%%

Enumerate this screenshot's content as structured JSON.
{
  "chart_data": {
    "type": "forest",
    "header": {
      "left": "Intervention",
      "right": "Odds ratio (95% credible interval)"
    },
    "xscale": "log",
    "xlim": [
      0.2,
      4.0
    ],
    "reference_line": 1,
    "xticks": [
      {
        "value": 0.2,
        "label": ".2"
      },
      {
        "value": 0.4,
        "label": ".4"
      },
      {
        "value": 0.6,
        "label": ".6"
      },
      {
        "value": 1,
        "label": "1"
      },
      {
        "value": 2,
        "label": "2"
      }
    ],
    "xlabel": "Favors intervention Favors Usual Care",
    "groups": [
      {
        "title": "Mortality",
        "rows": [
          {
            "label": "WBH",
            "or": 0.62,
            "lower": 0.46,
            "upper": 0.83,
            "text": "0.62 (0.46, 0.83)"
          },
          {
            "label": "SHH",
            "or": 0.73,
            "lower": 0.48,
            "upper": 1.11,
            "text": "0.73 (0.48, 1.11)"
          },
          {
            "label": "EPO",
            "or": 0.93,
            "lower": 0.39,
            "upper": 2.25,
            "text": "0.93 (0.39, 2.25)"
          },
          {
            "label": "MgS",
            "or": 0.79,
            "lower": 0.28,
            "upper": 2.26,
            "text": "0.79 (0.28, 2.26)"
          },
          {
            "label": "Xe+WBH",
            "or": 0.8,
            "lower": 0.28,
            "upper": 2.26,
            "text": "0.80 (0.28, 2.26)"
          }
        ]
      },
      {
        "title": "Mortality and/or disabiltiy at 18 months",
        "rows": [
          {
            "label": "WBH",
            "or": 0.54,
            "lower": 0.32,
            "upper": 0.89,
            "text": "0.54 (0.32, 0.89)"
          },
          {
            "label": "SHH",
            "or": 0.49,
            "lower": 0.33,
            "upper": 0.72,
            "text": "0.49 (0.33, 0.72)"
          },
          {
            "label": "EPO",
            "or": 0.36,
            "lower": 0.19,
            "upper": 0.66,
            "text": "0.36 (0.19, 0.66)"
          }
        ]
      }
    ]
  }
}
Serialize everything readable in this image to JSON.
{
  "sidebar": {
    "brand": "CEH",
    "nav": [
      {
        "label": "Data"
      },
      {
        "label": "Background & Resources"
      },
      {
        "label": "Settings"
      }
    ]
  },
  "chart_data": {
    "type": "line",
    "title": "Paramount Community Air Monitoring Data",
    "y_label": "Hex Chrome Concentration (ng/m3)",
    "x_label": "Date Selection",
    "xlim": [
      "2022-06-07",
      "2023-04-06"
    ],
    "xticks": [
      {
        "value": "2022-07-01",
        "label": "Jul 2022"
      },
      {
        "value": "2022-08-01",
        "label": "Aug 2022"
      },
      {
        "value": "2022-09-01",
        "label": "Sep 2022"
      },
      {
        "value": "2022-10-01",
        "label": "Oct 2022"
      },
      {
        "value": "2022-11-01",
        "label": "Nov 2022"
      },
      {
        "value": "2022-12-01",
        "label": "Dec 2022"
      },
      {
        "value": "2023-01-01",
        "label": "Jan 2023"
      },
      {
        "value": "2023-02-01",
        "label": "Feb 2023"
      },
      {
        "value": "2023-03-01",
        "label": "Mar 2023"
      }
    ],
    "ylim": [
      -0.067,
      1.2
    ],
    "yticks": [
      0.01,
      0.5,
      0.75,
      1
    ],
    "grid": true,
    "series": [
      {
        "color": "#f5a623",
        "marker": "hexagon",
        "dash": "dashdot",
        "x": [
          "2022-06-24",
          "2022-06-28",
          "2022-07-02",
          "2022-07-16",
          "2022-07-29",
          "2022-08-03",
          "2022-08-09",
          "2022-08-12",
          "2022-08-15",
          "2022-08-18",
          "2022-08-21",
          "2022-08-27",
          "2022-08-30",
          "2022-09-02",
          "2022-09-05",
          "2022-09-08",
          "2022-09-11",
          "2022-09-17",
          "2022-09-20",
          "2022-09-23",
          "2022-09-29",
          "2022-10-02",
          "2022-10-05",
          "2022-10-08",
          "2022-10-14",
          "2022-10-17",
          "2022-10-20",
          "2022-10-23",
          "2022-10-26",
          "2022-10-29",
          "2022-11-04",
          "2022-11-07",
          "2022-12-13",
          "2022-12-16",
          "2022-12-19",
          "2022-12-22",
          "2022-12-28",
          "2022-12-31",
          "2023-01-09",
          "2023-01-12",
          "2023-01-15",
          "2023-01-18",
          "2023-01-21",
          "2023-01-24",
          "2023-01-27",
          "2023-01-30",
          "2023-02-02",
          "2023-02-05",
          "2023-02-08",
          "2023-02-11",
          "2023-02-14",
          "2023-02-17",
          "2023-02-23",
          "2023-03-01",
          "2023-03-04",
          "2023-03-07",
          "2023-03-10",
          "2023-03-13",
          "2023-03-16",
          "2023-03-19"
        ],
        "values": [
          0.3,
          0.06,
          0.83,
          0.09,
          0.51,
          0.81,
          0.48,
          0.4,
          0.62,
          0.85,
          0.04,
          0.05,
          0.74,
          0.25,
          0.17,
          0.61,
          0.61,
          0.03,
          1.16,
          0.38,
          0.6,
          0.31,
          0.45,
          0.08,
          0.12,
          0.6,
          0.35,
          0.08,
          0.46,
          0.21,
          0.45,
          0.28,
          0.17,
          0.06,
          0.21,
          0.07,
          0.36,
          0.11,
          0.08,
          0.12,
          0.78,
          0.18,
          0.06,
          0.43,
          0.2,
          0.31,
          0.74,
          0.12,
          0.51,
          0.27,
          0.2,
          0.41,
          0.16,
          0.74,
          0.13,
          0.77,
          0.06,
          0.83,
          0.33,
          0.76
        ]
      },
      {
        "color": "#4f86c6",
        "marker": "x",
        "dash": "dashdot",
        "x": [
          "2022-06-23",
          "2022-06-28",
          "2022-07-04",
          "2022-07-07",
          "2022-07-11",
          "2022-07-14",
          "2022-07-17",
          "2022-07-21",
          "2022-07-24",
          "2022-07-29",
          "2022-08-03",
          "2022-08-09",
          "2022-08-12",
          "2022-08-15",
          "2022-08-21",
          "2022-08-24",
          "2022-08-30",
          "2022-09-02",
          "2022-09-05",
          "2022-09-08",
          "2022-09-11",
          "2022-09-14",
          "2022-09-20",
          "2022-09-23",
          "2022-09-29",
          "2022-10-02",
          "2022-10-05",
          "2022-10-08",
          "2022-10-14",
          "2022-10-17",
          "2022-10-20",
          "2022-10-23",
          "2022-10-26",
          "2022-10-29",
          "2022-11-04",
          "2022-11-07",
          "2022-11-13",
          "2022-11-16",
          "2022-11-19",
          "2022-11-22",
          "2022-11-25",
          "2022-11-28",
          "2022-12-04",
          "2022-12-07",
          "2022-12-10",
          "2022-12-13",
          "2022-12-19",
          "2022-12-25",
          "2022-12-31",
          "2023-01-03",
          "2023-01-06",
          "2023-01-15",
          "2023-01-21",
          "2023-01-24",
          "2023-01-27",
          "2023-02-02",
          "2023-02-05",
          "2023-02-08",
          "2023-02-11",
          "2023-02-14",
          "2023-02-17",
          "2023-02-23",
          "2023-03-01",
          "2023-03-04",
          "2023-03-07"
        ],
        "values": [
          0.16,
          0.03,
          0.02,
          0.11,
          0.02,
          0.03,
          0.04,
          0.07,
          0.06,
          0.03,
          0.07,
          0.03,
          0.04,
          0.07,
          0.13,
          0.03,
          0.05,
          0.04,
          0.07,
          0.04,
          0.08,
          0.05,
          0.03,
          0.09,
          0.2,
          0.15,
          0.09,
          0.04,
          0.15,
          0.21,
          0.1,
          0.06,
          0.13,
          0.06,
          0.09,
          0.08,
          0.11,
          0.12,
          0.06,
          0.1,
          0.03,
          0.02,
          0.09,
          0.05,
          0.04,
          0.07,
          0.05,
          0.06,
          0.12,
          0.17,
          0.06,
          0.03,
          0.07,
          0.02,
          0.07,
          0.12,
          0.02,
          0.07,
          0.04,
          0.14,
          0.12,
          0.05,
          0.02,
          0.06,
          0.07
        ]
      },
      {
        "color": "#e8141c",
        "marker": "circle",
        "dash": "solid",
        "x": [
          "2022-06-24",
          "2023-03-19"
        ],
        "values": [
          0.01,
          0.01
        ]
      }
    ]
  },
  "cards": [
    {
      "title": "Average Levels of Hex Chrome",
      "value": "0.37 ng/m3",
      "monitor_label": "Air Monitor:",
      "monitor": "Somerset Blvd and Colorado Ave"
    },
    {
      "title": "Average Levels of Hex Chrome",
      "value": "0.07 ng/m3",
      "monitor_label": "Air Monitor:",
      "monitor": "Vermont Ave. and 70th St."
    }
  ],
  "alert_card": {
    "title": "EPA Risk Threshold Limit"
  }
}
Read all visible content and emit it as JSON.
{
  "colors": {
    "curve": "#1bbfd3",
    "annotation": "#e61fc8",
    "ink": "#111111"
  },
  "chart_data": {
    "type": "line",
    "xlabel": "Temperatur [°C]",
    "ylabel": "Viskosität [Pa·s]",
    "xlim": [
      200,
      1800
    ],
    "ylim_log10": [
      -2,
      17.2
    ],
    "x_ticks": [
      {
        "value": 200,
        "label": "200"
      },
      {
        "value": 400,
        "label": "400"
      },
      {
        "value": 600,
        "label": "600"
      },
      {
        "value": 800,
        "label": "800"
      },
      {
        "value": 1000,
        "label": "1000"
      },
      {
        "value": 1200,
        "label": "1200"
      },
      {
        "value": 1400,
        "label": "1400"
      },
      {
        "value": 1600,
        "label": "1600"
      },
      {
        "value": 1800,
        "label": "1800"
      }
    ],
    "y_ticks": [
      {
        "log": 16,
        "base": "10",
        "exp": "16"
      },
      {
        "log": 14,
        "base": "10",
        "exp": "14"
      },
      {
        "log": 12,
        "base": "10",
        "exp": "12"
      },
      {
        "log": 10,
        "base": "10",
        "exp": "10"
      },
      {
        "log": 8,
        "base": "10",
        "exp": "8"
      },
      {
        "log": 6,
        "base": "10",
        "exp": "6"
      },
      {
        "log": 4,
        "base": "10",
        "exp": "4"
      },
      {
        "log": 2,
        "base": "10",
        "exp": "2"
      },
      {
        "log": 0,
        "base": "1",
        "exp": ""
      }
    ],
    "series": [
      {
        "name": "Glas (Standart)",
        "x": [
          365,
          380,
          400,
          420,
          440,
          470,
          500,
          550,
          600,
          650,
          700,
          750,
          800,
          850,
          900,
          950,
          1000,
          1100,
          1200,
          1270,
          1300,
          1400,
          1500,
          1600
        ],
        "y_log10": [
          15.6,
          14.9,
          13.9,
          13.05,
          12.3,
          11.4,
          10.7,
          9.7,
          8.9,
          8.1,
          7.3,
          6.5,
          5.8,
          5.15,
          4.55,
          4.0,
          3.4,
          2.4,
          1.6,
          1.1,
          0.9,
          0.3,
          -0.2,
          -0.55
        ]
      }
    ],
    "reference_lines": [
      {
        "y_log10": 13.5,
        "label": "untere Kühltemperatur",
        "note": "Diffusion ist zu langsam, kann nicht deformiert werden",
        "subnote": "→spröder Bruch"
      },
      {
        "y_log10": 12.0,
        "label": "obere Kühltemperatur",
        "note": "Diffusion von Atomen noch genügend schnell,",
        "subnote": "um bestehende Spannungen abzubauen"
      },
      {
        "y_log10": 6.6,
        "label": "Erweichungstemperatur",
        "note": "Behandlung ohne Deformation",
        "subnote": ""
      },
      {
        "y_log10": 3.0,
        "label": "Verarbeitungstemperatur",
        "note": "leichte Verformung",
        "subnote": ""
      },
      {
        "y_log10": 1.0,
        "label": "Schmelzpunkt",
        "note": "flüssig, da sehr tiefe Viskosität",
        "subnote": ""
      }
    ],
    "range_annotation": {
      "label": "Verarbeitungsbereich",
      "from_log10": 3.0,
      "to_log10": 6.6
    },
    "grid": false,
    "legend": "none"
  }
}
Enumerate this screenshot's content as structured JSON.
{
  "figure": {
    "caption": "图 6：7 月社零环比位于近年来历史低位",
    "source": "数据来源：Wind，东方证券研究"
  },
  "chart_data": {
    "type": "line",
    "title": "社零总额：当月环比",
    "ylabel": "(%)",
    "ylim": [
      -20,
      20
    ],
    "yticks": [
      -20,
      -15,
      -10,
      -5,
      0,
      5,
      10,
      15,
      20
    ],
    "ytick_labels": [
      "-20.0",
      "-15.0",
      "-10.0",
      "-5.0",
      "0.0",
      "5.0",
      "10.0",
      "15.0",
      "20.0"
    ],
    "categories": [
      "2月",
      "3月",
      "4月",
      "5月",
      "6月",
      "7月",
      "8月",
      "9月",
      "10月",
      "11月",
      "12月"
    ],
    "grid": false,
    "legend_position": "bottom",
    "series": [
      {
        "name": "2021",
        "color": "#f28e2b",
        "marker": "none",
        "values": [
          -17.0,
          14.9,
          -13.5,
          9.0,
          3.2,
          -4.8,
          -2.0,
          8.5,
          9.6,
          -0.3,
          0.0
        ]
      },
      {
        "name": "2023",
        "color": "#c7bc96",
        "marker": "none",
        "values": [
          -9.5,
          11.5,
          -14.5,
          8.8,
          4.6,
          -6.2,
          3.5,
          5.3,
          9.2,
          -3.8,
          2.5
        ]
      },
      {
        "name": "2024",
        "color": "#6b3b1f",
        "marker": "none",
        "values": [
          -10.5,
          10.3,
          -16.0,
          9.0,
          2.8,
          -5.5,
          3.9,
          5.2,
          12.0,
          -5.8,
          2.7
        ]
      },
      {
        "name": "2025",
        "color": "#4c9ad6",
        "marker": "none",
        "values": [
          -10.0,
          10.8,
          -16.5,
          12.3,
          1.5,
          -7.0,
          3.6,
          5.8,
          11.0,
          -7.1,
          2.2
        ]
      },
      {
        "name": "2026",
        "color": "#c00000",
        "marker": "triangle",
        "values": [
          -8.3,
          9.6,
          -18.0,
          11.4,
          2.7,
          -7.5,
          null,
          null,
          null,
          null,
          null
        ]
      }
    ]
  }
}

%%

◆ **Exercise**: Give a single number: the count of lines above that include the word "upper".

◆ **The result**: 8